[Figure dataset records]
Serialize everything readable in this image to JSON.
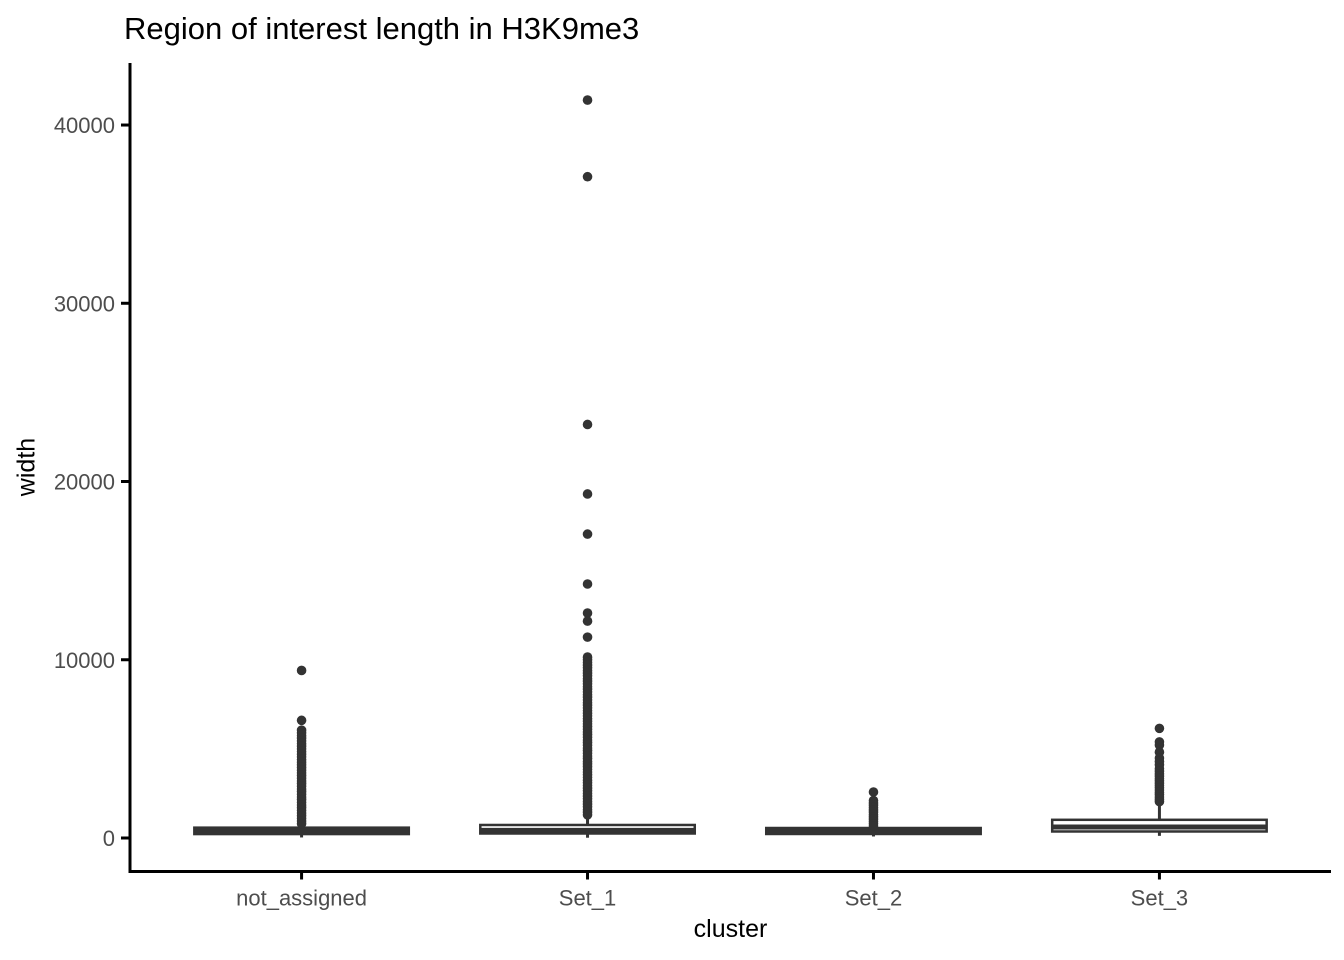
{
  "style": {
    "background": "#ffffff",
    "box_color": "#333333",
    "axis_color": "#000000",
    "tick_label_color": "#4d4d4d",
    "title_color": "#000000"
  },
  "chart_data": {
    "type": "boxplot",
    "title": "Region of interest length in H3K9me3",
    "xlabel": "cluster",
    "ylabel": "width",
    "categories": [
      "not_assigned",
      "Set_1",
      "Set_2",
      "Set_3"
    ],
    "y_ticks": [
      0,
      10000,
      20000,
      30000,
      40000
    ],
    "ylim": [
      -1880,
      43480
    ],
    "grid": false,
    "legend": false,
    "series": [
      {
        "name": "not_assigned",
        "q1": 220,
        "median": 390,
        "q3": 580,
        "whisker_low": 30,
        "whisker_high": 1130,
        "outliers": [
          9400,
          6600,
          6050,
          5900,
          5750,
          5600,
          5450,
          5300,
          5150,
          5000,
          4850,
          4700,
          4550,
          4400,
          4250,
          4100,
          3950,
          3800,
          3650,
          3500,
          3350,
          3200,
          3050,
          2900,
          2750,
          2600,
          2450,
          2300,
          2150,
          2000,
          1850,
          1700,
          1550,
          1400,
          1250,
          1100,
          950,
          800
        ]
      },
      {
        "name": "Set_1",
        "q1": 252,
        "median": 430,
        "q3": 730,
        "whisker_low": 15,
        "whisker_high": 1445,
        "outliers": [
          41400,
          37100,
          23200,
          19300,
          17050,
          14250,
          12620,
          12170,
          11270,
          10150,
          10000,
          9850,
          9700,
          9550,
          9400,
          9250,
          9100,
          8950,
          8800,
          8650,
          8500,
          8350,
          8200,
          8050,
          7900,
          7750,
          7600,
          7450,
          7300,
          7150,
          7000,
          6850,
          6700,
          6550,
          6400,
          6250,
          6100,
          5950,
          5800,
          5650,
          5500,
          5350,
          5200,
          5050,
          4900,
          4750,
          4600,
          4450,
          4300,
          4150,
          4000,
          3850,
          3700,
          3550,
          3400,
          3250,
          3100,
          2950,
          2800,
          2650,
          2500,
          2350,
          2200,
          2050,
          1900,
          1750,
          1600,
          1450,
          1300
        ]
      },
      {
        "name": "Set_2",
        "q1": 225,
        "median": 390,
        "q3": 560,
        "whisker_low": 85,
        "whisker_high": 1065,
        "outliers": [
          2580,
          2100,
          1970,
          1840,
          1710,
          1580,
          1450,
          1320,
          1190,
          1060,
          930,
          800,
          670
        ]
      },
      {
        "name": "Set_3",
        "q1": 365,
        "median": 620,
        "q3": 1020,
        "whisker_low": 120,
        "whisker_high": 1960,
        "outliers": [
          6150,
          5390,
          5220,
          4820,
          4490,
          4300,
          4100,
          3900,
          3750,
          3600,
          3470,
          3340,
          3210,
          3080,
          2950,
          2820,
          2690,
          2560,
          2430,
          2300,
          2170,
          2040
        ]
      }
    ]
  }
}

...

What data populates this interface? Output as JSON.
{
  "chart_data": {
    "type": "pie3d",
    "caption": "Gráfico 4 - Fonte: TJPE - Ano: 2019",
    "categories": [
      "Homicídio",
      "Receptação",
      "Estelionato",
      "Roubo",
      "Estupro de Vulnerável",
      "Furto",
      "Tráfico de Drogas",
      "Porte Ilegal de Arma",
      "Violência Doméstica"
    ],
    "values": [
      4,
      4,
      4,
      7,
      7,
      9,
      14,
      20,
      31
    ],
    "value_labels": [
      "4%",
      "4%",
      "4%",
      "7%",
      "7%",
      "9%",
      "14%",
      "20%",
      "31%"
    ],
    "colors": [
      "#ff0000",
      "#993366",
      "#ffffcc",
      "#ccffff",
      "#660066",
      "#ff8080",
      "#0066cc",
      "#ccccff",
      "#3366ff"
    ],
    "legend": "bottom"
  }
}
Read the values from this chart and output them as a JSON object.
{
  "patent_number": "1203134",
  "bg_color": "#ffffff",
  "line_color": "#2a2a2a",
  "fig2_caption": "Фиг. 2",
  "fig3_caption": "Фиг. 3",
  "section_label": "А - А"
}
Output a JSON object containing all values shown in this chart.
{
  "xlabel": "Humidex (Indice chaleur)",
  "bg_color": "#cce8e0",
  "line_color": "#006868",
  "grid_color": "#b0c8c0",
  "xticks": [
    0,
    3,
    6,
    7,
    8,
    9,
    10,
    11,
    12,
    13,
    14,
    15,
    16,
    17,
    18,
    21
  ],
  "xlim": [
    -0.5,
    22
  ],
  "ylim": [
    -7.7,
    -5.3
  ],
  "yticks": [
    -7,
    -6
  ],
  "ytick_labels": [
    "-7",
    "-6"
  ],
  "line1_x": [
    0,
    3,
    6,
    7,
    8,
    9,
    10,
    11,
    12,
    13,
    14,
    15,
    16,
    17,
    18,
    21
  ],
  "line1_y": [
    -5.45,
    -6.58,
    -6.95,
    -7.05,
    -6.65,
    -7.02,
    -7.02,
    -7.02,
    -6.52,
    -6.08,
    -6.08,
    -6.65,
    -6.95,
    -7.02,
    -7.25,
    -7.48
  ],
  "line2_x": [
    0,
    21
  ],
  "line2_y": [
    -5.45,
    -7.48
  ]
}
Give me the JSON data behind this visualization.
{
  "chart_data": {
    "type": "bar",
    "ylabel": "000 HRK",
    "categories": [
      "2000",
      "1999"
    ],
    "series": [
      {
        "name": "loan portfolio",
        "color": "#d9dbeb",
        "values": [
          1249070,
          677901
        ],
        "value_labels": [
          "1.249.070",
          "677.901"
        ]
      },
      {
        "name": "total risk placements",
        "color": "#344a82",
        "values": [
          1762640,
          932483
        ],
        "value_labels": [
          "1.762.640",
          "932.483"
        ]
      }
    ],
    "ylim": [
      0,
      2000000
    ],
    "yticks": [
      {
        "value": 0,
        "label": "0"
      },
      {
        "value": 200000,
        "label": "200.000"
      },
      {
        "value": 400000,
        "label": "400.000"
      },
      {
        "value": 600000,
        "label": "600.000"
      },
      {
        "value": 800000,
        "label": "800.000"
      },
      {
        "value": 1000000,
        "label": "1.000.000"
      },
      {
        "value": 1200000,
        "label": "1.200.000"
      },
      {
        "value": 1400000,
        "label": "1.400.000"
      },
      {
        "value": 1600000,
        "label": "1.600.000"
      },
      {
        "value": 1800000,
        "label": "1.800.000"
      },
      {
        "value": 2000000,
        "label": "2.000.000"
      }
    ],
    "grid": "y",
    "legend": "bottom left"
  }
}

» WHAT YOU SHOULD DO:
Search the data for "xlabel". Copy every matching line.

» EXERCISE ANSWER:
    "xlabel": "cluster",
  "xlabel": "Humidex (Indice chaleur)",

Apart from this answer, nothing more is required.